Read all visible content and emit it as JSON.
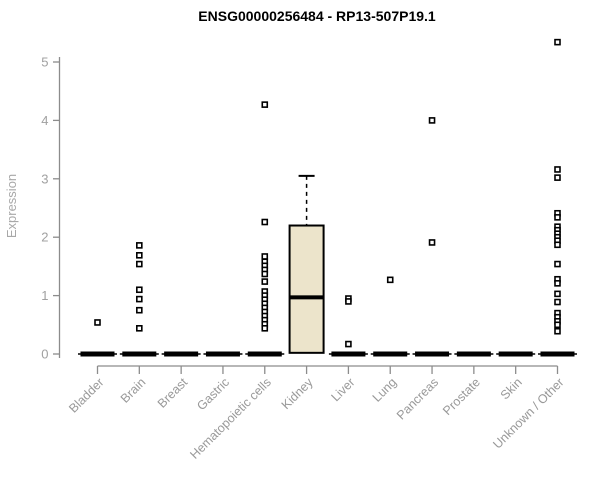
{
  "title": "ENSG00000256484 - RP13-507P19.1",
  "chart_data": {
    "type": "boxplot",
    "title": "ENSG00000256484 - RP13-507P19.1",
    "xlabel": "",
    "ylabel": "Expression",
    "ylim": [
      0,
      5.4
    ],
    "yticks": [
      0,
      1,
      2,
      3,
      4,
      5
    ],
    "grid": false,
    "legend": "none",
    "categories": [
      "Bladder",
      "Brain",
      "Breast",
      "Gastric",
      "Hematopoietic cells",
      "Kidney",
      "Liver",
      "Lung",
      "Pancreas",
      "Prostate",
      "Skin",
      "Unknown / Other"
    ],
    "series": [
      {
        "category": "Bladder",
        "box": {
          "q1": 0,
          "median": 0,
          "q3": 0,
          "whisker_low": 0,
          "whisker_high": 0
        },
        "points": [
          0.54
        ]
      },
      {
        "category": "Brain",
        "box": {
          "q1": 0,
          "median": 0,
          "q3": 0,
          "whisker_low": 0,
          "whisker_high": 0
        },
        "points": [
          1.86,
          1.69,
          1.54,
          1.1,
          0.94,
          0.75,
          0.44
        ]
      },
      {
        "category": "Breast",
        "box": {
          "q1": 0,
          "median": 0,
          "q3": 0,
          "whisker_low": 0,
          "whisker_high": 0
        },
        "points": []
      },
      {
        "category": "Gastric",
        "box": {
          "q1": 0,
          "median": 0,
          "q3": 0,
          "whisker_low": 0,
          "whisker_high": 0
        },
        "points": []
      },
      {
        "category": "Hematopoietic cells",
        "box": {
          "q1": 0,
          "median": 0,
          "q3": 0,
          "whisker_low": 0,
          "whisker_high": 0
        },
        "points": [
          4.27,
          2.26,
          1.67,
          1.58,
          1.51,
          1.44,
          1.37,
          1.24,
          1.07,
          1.0,
          0.93,
          0.86,
          0.79,
          0.72,
          0.65,
          0.58,
          0.51,
          0.44
        ]
      },
      {
        "category": "Kidney",
        "box": {
          "q1": 0.02,
          "median": 0.97,
          "q3": 2.2,
          "whisker_low": 0.02,
          "whisker_high": 3.05
        },
        "points": []
      },
      {
        "category": "Liver",
        "box": {
          "q1": 0,
          "median": 0,
          "q3": 0,
          "whisker_low": 0,
          "whisker_high": 0
        },
        "points": [
          0.95,
          0.9,
          0.17
        ]
      },
      {
        "category": "Lung",
        "box": {
          "q1": 0,
          "median": 0,
          "q3": 0,
          "whisker_low": 0,
          "whisker_high": 0
        },
        "points": [
          1.27
        ]
      },
      {
        "category": "Pancreas",
        "box": {
          "q1": 0,
          "median": 0,
          "q3": 0,
          "whisker_low": 0,
          "whisker_high": 0
        },
        "points": [
          4.0,
          1.91
        ]
      },
      {
        "category": "Prostate",
        "box": {
          "q1": 0,
          "median": 0,
          "q3": 0,
          "whisker_low": 0,
          "whisker_high": 0
        },
        "points": []
      },
      {
        "category": "Skin",
        "box": {
          "q1": 0,
          "median": 0,
          "q3": 0,
          "whisker_low": 0,
          "whisker_high": 0
        },
        "points": []
      },
      {
        "category": "Unknown / Other",
        "box": {
          "q1": 0,
          "median": 0,
          "q3": 0,
          "whisker_low": 0,
          "whisker_high": 0
        },
        "points": [
          5.34,
          3.16,
          3.02,
          2.41,
          2.34,
          2.18,
          2.12,
          2.06,
          2.0,
          1.94,
          1.87,
          1.54,
          1.28,
          1.21,
          1.03,
          0.89,
          0.7,
          0.63,
          0.56,
          0.5,
          0.39
        ]
      }
    ],
    "colors": {
      "box_fill": "#ece4cb",
      "box_stroke": "#000000",
      "median": "#000000",
      "point_stroke": "#000000",
      "point_fill": "#ffffff",
      "axis": "#8c8c8c",
      "tick_label": "#a0a0a0",
      "category_label": "#999999",
      "title": "#000000",
      "background": "#ffffff"
    }
  }
}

Exercise objective:
Copy the records exactly. Skip the images.

Solution to this task:
Read all visible content and emit it as JSON.
{
  "title": "ENSG00000256484 - RP13-507P19.1",
  "chart_data": {
    "type": "boxplot",
    "title": "ENSG00000256484 - RP13-507P19.1",
    "xlabel": "",
    "ylabel": "Expression",
    "ylim": [
      0,
      5.4
    ],
    "yticks": [
      0,
      1,
      2,
      3,
      4,
      5
    ],
    "grid": false,
    "legend": "none",
    "categories": [
      "Bladder",
      "Brain",
      "Breast",
      "Gastric",
      "Hematopoietic cells",
      "Kidney",
      "Liver",
      "Lung",
      "Pancreas",
      "Prostate",
      "Skin",
      "Unknown / Other"
    ],
    "series": [
      {
        "category": "Bladder",
        "box": {
          "q1": 0,
          "median": 0,
          "q3": 0,
          "whisker_low": 0,
          "whisker_high": 0
        },
        "points": [
          0.54
        ]
      },
      {
        "category": "Brain",
        "box": {
          "q1": 0,
          "median": 0,
          "q3": 0,
          "whisker_low": 0,
          "whisker_high": 0
        },
        "points": [
          1.86,
          1.69,
          1.54,
          1.1,
          0.94,
          0.75,
          0.44
        ]
      },
      {
        "category": "Breast",
        "box": {
          "q1": 0,
          "median": 0,
          "q3": 0,
          "whisker_low": 0,
          "whisker_high": 0
        },
        "points": []
      },
      {
        "category": "Gastric",
        "box": {
          "q1": 0,
          "median": 0,
          "q3": 0,
          "whisker_low": 0,
          "whisker_high": 0
        },
        "points": []
      },
      {
        "category": "Hematopoietic cells",
        "box": {
          "q1": 0,
          "median": 0,
          "q3": 0,
          "whisker_low": 0,
          "whisker_high": 0
        },
        "points": [
          4.27,
          2.26,
          1.67,
          1.58,
          1.51,
          1.44,
          1.37,
          1.24,
          1.07,
          1.0,
          0.93,
          0.86,
          0.79,
          0.72,
          0.65,
          0.58,
          0.51,
          0.44
        ]
      },
      {
        "category": "Kidney",
        "box": {
          "q1": 0.02,
          "median": 0.97,
          "q3": 2.2,
          "whisker_low": 0.02,
          "whisker_high": 3.05
        },
        "points": []
      },
      {
        "category": "Liver",
        "box": {
          "q1": 0,
          "median": 0,
          "q3": 0,
          "whisker_low": 0,
          "whisker_high": 0
        },
        "points": [
          0.95,
          0.9,
          0.17
        ]
      },
      {
        "category": "Lung",
        "box": {
          "q1": 0,
          "median": 0,
          "q3": 0,
          "whisker_low": 0,
          "whisker_high": 0
        },
        "points": [
          1.27
        ]
      },
      {
        "category": "Pancreas",
        "box": {
          "q1": 0,
          "median": 0,
          "q3": 0,
          "whisker_low": 0,
          "whisker_high": 0
        },
        "points": [
          4.0,
          1.91
        ]
      },
      {
        "category": "Prostate",
        "box": {
          "q1": 0,
          "median": 0,
          "q3": 0,
          "whisker_low": 0,
          "whisker_high": 0
        },
        "points": []
      },
      {
        "category": "Skin",
        "box": {
          "q1": 0,
          "median": 0,
          "q3": 0,
          "whisker_low": 0,
          "whisker_high": 0
        },
        "points": []
      },
      {
        "category": "Unknown / Other",
        "box": {
          "q1": 0,
          "median": 0,
          "q3": 0,
          "whisker_low": 0,
          "whisker_high": 0
        },
        "points": [
          5.34,
          3.16,
          3.02,
          2.41,
          2.34,
          2.18,
          2.12,
          2.06,
          2.0,
          1.94,
          1.87,
          1.54,
          1.28,
          1.21,
          1.03,
          0.89,
          0.7,
          0.63,
          0.56,
          0.5,
          0.39
        ]
      }
    ],
    "colors": {
      "box_fill": "#ece4cb",
      "box_stroke": "#000000",
      "median": "#000000",
      "point_stroke": "#000000",
      "point_fill": "#ffffff",
      "axis": "#8c8c8c",
      "tick_label": "#a0a0a0",
      "category_label": "#999999",
      "title": "#000000",
      "background": "#ffffff"
    }
  }
}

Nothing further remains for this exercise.